*Task statement*. Reproduce the records below in their entirety, character for character.
Start of Given data
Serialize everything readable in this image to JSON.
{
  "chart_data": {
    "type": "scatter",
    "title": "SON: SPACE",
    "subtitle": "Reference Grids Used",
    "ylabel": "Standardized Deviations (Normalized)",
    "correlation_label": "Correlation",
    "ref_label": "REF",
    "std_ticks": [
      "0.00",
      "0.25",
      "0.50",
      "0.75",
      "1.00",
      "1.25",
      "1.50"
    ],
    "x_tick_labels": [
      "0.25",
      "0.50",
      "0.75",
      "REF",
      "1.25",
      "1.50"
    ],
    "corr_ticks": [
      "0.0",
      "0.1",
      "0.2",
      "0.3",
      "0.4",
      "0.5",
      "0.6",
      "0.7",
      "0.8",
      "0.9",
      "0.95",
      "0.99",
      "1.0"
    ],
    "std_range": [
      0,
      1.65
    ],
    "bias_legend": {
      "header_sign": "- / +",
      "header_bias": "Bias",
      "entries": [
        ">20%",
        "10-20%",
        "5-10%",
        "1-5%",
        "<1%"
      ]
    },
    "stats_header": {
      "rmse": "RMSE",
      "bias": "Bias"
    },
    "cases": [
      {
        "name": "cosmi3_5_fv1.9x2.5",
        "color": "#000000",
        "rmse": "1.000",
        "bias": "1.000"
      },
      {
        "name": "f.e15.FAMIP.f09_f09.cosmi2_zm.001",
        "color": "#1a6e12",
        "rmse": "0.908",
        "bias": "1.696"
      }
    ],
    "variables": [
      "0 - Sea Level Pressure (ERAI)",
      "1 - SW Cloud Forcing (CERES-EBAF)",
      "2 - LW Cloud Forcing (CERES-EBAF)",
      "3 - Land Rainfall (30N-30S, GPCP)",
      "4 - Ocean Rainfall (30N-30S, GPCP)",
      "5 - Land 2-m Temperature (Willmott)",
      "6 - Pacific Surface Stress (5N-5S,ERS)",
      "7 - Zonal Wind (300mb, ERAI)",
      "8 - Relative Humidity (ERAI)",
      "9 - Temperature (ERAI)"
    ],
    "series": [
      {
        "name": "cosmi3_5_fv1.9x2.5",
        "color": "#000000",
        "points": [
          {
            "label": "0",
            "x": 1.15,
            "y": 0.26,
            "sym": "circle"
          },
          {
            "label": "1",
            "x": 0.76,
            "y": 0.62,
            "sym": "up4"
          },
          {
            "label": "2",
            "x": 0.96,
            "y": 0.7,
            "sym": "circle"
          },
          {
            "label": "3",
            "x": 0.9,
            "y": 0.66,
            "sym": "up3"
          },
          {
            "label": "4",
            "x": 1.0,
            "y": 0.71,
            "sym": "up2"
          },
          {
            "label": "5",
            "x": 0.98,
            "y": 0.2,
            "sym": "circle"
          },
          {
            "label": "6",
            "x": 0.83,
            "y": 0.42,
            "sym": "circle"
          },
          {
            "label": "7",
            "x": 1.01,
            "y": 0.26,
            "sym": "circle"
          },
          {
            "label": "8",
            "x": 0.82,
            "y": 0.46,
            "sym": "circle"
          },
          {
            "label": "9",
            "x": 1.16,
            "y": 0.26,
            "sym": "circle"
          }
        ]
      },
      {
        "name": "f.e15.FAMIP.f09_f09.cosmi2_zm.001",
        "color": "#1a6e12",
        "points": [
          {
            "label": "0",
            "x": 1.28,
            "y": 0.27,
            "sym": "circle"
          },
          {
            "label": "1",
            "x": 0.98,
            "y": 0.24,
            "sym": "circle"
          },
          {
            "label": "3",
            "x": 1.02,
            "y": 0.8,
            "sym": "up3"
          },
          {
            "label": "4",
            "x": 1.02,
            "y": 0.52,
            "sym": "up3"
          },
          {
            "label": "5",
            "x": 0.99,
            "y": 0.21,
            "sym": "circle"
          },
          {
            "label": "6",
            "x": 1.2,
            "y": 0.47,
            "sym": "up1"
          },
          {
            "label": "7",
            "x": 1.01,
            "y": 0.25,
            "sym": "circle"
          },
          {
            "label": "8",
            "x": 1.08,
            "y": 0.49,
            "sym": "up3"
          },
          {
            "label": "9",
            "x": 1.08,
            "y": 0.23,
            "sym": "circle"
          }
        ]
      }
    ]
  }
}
End of Given data
*Expected output*.
Serialize everything readable in this image to JSON.
{
  "chart_data": {
    "type": "scatter",
    "title": "SON: SPACE",
    "subtitle": "Reference Grids Used",
    "ylabel": "Standardized Deviations (Normalized)",
    "correlation_label": "Correlation",
    "ref_label": "REF",
    "std_ticks": [
      "0.00",
      "0.25",
      "0.50",
      "0.75",
      "1.00",
      "1.25",
      "1.50"
    ],
    "x_tick_labels": [
      "0.25",
      "0.50",
      "0.75",
      "REF",
      "1.25",
      "1.50"
    ],
    "corr_ticks": [
      "0.0",
      "0.1",
      "0.2",
      "0.3",
      "0.4",
      "0.5",
      "0.6",
      "0.7",
      "0.8",
      "0.9",
      "0.95",
      "0.99",
      "1.0"
    ],
    "std_range": [
      0,
      1.65
    ],
    "bias_legend": {
      "header_sign": "- / +",
      "header_bias": "Bias",
      "entries": [
        ">20%",
        "10-20%",
        "5-10%",
        "1-5%",
        "<1%"
      ]
    },
    "stats_header": {
      "rmse": "RMSE",
      "bias": "Bias"
    },
    "cases": [
      {
        "name": "cosmi3_5_fv1.9x2.5",
        "color": "#000000",
        "rmse": "1.000",
        "bias": "1.000"
      },
      {
        "name": "f.e15.FAMIP.f09_f09.cosmi2_zm.001",
        "color": "#1a6e12",
        "rmse": "0.908",
        "bias": "1.696"
      }
    ],
    "variables": [
      "0 - Sea Level Pressure (ERAI)",
      "1 - SW Cloud Forcing (CERES-EBAF)",
      "2 - LW Cloud Forcing (CERES-EBAF)",
      "3 - Land Rainfall (30N-30S, GPCP)",
      "4 - Ocean Rainfall (30N-30S, GPCP)",
      "5 - Land 2-m Temperature (Willmott)",
      "6 - Pacific Surface Stress (5N-5S,ERS)",
      "7 - Zonal Wind (300mb, ERAI)",
      "8 - Relative Humidity (ERAI)",
      "9 - Temperature (ERAI)"
    ],
    "series": [
      {
        "name": "cosmi3_5_fv1.9x2.5",
        "color": "#000000",
        "points": [
          {
            "label": "0",
            "x": 1.15,
            "y": 0.26,
            "sym": "circle"
          },
          {
            "label": "1",
            "x": 0.76,
            "y": 0.62,
            "sym": "up4"
          },
          {
            "label": "2",
            "x": 0.96,
            "y": 0.7,
            "sym": "circle"
          },
          {
            "label": "3",
            "x": 0.9,
            "y": 0.66,
            "sym": "up3"
          },
          {
            "label": "4",
            "x": 1.0,
            "y": 0.71,
            "sym": "up2"
          },
          {
            "label": "5",
            "x": 0.98,
            "y": 0.2,
            "sym": "circle"
          },
          {
            "label": "6",
            "x": 0.83,
            "y": 0.42,
            "sym": "circle"
          },
          {
            "label": "7",
            "x": 1.01,
            "y": 0.26,
            "sym": "circle"
          },
          {
            "label": "8",
            "x": 0.82,
            "y": 0.46,
            "sym": "circle"
          },
          {
            "label": "9",
            "x": 1.16,
            "y": 0.26,
            "sym": "circle"
          }
        ]
      },
      {
        "name": "f.e15.FAMIP.f09_f09.cosmi2_zm.001",
        "color": "#1a6e12",
        "points": [
          {
            "label": "0",
            "x": 1.28,
            "y": 0.27,
            "sym": "circle"
          },
          {
            "label": "1",
            "x": 0.98,
            "y": 0.24,
            "sym": "circle"
          },
          {
            "label": "3",
            "x": 1.02,
            "y": 0.8,
            "sym": "up3"
          },
          {
            "label": "4",
            "x": 1.02,
            "y": 0.52,
            "sym": "up3"
          },
          {
            "label": "5",
            "x": 0.99,
            "y": 0.21,
            "sym": "circle"
          },
          {
            "label": "6",
            "x": 1.2,
            "y": 0.47,
            "sym": "up1"
          },
          {
            "label": "7",
            "x": 1.01,
            "y": 0.25,
            "sym": "circle"
          },
          {
            "label": "8",
            "x": 1.08,
            "y": 0.49,
            "sym": "up3"
          },
          {
            "label": "9",
            "x": 1.08,
            "y": 0.23,
            "sym": "circle"
          }
        ]
      }
    ]
  }
}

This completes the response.